▸ **Data records**:
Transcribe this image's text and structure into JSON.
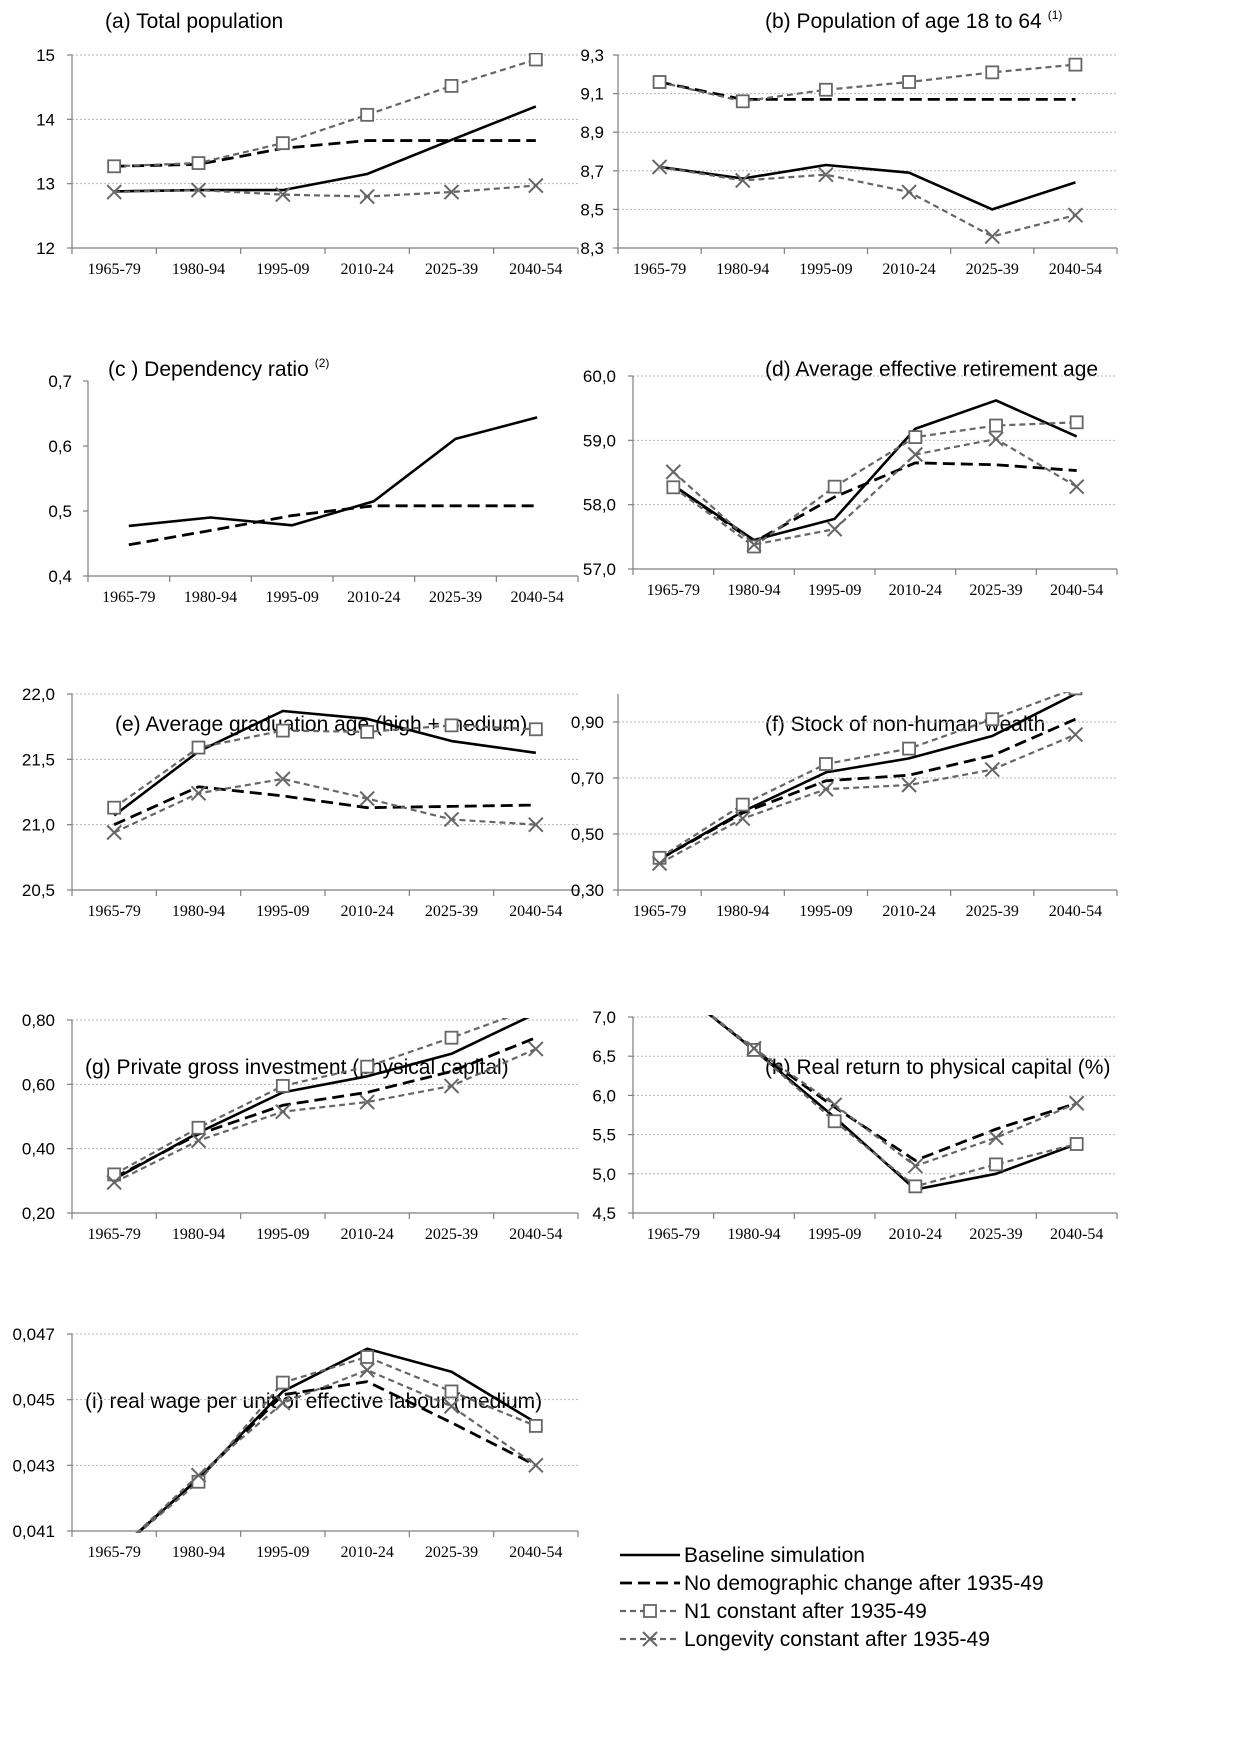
{
  "series_styles": [
    {
      "key": "baseline",
      "color": "#000000",
      "dash": "",
      "width": 2.6,
      "marker": "none"
    },
    {
      "key": "no_demo",
      "color": "#000000",
      "dash": "12 6",
      "width": 2.8,
      "marker": "none"
    },
    {
      "key": "n1",
      "color": "#666666",
      "dash": "6 4",
      "width": 2.2,
      "marker": "square"
    },
    {
      "key": "longevity",
      "color": "#666666",
      "dash": "6 4",
      "width": 2.2,
      "marker": "x"
    }
  ],
  "legend": {
    "items": [
      {
        "key": "baseline",
        "label": "Baseline simulation"
      },
      {
        "key": "no_demo",
        "label": "No demographic change after 1935-49"
      },
      {
        "key": "n1",
        "label": "N1 constant after 1935-49"
      },
      {
        "key": "longevity",
        "label": "Longevity constant after 1935-49"
      }
    ]
  },
  "chart_data": [
    {
      "id": "a",
      "type": "line",
      "title": "(a) Total population",
      "categories": [
        "1965-79",
        "1980-94",
        "1995-09",
        "2010-24",
        "2025-39",
        "2040-54"
      ],
      "ylim": [
        12,
        15
      ],
      "yticks": [
        "12",
        "13",
        "14",
        "15"
      ],
      "grid": true,
      "series": [
        {
          "key": "baseline",
          "name": "Baseline simulation",
          "values": [
            12.88,
            12.9,
            12.9,
            13.15,
            13.68,
            14.2
          ]
        },
        {
          "key": "no_demo",
          "name": "No demographic change after 1935-49",
          "values": [
            13.27,
            13.3,
            13.55,
            13.67,
            13.67,
            13.67
          ]
        },
        {
          "key": "n1",
          "name": "N1 constant after 1935-49",
          "values": [
            13.27,
            13.32,
            13.63,
            14.07,
            14.52,
            14.93
          ]
        },
        {
          "key": "longevity",
          "name": "Longevity constant after 1935-49",
          "values": [
            12.87,
            12.9,
            12.83,
            12.8,
            12.87,
            12.97
          ]
        }
      ]
    },
    {
      "id": "b",
      "type": "line",
      "title": "(b) Population of age 18 to 64",
      "title_sup": "(1)",
      "categories": [
        "1965-79",
        "1980-94",
        "1995-09",
        "2010-24",
        "2025-39",
        "2040-54"
      ],
      "ylim": [
        8.3,
        9.3
      ],
      "yticks": [
        "8,3",
        "8,5",
        "8,7",
        "8,9",
        "9,1",
        "9,3"
      ],
      "grid": true,
      "series": [
        {
          "key": "baseline",
          "name": "Baseline simulation",
          "values": [
            8.72,
            8.66,
            8.73,
            8.69,
            8.5,
            8.64
          ]
        },
        {
          "key": "no_demo",
          "name": "No demographic change after 1935-49",
          "values": [
            9.16,
            9.07,
            9.07,
            9.07,
            9.07,
            9.07
          ]
        },
        {
          "key": "n1",
          "name": "N1 constant after 1935-49",
          "values": [
            9.16,
            9.06,
            9.12,
            9.16,
            9.21,
            9.25
          ]
        },
        {
          "key": "longevity",
          "name": "Longevity constant after 1935-49",
          "values": [
            8.72,
            8.65,
            8.68,
            8.59,
            8.36,
            8.47
          ]
        }
      ]
    },
    {
      "id": "c",
      "type": "line",
      "title": "(c ) Dependency ratio",
      "title_sup": "(2)",
      "categories": [
        "1965-79",
        "1980-94",
        "1995-09",
        "2010-24",
        "2025-39",
        "2040-54"
      ],
      "ylim": [
        0.4,
        0.7
      ],
      "yticks": [
        "0,4",
        "0,5",
        "0,6",
        "0,7"
      ],
      "grid": false,
      "series": [
        {
          "key": "baseline",
          "name": "Baseline simulation",
          "values": [
            0.477,
            0.49,
            0.478,
            0.515,
            0.611,
            0.644
          ]
        },
        {
          "key": "no_demo",
          "name": "No demographic change after 1935-49",
          "values": [
            0.448,
            0.47,
            0.493,
            0.508,
            0.508,
            0.508
          ]
        }
      ]
    },
    {
      "id": "d",
      "type": "line",
      "title": "(d) Average effective retirement age",
      "categories": [
        "1965-79",
        "1980-94",
        "1995-09",
        "2010-24",
        "2025-39",
        "2040-54"
      ],
      "ylim": [
        57,
        60
      ],
      "yticks": [
        "57,0",
        "58,0",
        "59,0",
        "60,0"
      ],
      "grid": true,
      "series": [
        {
          "key": "baseline",
          "name": "Baseline simulation",
          "values": [
            58.3,
            57.45,
            57.78,
            59.18,
            59.62,
            59.06
          ]
        },
        {
          "key": "no_demo",
          "name": "No demographic change after 1935-49",
          "values": [
            58.3,
            57.42,
            58.12,
            58.65,
            58.62,
            58.53
          ]
        },
        {
          "key": "n1",
          "name": "N1 constant after 1935-49",
          "values": [
            58.27,
            57.35,
            58.28,
            59.05,
            59.23,
            59.28
          ]
        },
        {
          "key": "longevity",
          "name": "Longevity constant after 1935-49",
          "values": [
            58.51,
            57.38,
            57.62,
            58.78,
            59.02,
            58.28
          ]
        }
      ]
    },
    {
      "id": "e",
      "type": "line",
      "title": "(e) Average graduation age (high + medium)",
      "categories": [
        "1965-79",
        "1980-94",
        "1995-09",
        "2010-24",
        "2025-39",
        "2040-54"
      ],
      "ylim": [
        20.5,
        22
      ],
      "yticks": [
        "20,5",
        "21,0",
        "21,5",
        "22,0"
      ],
      "grid": true,
      "series": [
        {
          "key": "baseline",
          "name": "Baseline simulation",
          "values": [
            21.07,
            21.56,
            21.87,
            21.81,
            21.64,
            21.55
          ]
        },
        {
          "key": "no_demo",
          "name": "No demographic change after 1935-49",
          "values": [
            21.0,
            21.29,
            21.22,
            21.13,
            21.14,
            21.15
          ]
        },
        {
          "key": "n1",
          "name": "N1 constant after 1935-49",
          "values": [
            21.13,
            21.59,
            21.72,
            21.71,
            21.76,
            21.73
          ]
        },
        {
          "key": "longevity",
          "name": "Longevity constant after 1935-49",
          "values": [
            20.94,
            21.24,
            21.35,
            21.2,
            21.04,
            21.0
          ]
        }
      ]
    },
    {
      "id": "f",
      "type": "line",
      "title": "(f) Stock of non-human wealth",
      "categories": [
        "1965-79",
        "1980-94",
        "1995-09",
        "2010-24",
        "2025-39",
        "2040-54"
      ],
      "ylim": [
        0.3,
        1.0
      ],
      "yticks": [
        "0,30",
        "0,50",
        "0,70",
        "0,90"
      ],
      "ytick_values": [
        0.3,
        0.5,
        0.7,
        0.9
      ],
      "grid": true,
      "series": [
        {
          "key": "baseline",
          "name": "Baseline simulation",
          "values": [
            0.41,
            0.58,
            0.72,
            0.77,
            0.85,
            1.0
          ]
        },
        {
          "key": "no_demo",
          "name": "No demographic change after 1935-49",
          "values": [
            0.41,
            0.575,
            0.69,
            0.71,
            0.78,
            0.91
          ]
        },
        {
          "key": "n1",
          "name": "N1 constant after 1935-49",
          "values": [
            0.415,
            0.605,
            0.75,
            0.805,
            0.91,
            1.02
          ]
        },
        {
          "key": "longevity",
          "name": "Longevity constant after 1935-49",
          "values": [
            0.395,
            0.555,
            0.66,
            0.675,
            0.73,
            0.855
          ]
        }
      ]
    },
    {
      "id": "g",
      "type": "line",
      "title": "(g) Private gross investment (physical capital)",
      "categories": [
        "1965-79",
        "1980-94",
        "1995-09",
        "2010-24",
        "2025-39",
        "2040-54"
      ],
      "ylim": [
        0.2,
        0.8
      ],
      "yticks": [
        "0,20",
        "0,40",
        "0,60",
        "0,80"
      ],
      "grid": true,
      "series": [
        {
          "key": "baseline",
          "name": "Baseline simulation",
          "values": [
            0.305,
            0.45,
            0.575,
            0.625,
            0.695,
            0.82
          ]
        },
        {
          "key": "no_demo",
          "name": "No demographic change after 1935-49",
          "values": [
            0.31,
            0.445,
            0.535,
            0.575,
            0.64,
            0.745
          ]
        },
        {
          "key": "n1",
          "name": "N1 constant after 1935-49",
          "values": [
            0.32,
            0.465,
            0.595,
            0.655,
            0.745,
            0.84
          ]
        },
        {
          "key": "longevity",
          "name": "Longevity constant after 1935-49",
          "values": [
            0.295,
            0.425,
            0.515,
            0.545,
            0.595,
            0.71
          ]
        }
      ]
    },
    {
      "id": "h",
      "type": "line",
      "title": "(h) Real return to physical capital (%)",
      "categories": [
        "1965-79",
        "1980-94",
        "1995-09",
        "2010-24",
        "2025-39",
        "2040-54"
      ],
      "ylim": [
        4.5,
        7.0
      ],
      "yticks": [
        "4,5",
        "5,0",
        "5,5",
        "6,0",
        "6,5",
        "7,0"
      ],
      "grid": true,
      "series": [
        {
          "key": "baseline",
          "name": "Baseline simulation",
          "values": [
            7.4,
            6.58,
            5.72,
            4.8,
            5.0,
            5.38
          ]
        },
        {
          "key": "no_demo",
          "name": "No demographic change after 1935-49",
          "values": [
            7.4,
            6.58,
            5.85,
            5.17,
            5.57,
            5.9
          ]
        },
        {
          "key": "n1",
          "name": "N1 constant after 1935-49",
          "values": [
            7.4,
            6.58,
            5.67,
            4.84,
            5.12,
            5.38
          ]
        },
        {
          "key": "longevity",
          "name": "Longevity constant after 1935-49",
          "values": [
            7.4,
            6.6,
            5.88,
            5.1,
            5.46,
            5.9
          ]
        }
      ]
    },
    {
      "id": "i",
      "type": "line",
      "title": "(i) real wage per unit of effective labour (medium)",
      "categories": [
        "1965-79",
        "1980-94",
        "1995-09",
        "2010-24",
        "2025-39",
        "2040-54"
      ],
      "ylim": [
        0.041,
        0.047
      ],
      "yticks": [
        "0,041",
        "0,043",
        "0,045",
        "0,047"
      ],
      "grid": true,
      "series": [
        {
          "key": "baseline",
          "name": "Baseline simulation",
          "values": [
            0.0403,
            0.0426,
            0.04525,
            0.04655,
            0.04585,
            0.0443
          ]
        },
        {
          "key": "no_demo",
          "name": "No demographic change after 1935-49",
          "values": [
            0.0403,
            0.0426,
            0.04515,
            0.04555,
            0.0443,
            0.043
          ]
        },
        {
          "key": "n1",
          "name": "N1 constant after 1935-49",
          "values": [
            0.0403,
            0.0425,
            0.04552,
            0.0463,
            0.04525,
            0.0442
          ]
        },
        {
          "key": "longevity",
          "name": "Longevity constant after 1935-49",
          "values": [
            0.0403,
            0.0427,
            0.0449,
            0.0459,
            0.0448,
            0.043
          ]
        }
      ]
    }
  ]
}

▸ **Your task**: Collect from the data above every line that includes "Average".

▸ **Task result**:
      "title": "(d) Average effective retirement age",
      "title": "(e) Average graduation age (high + medium)",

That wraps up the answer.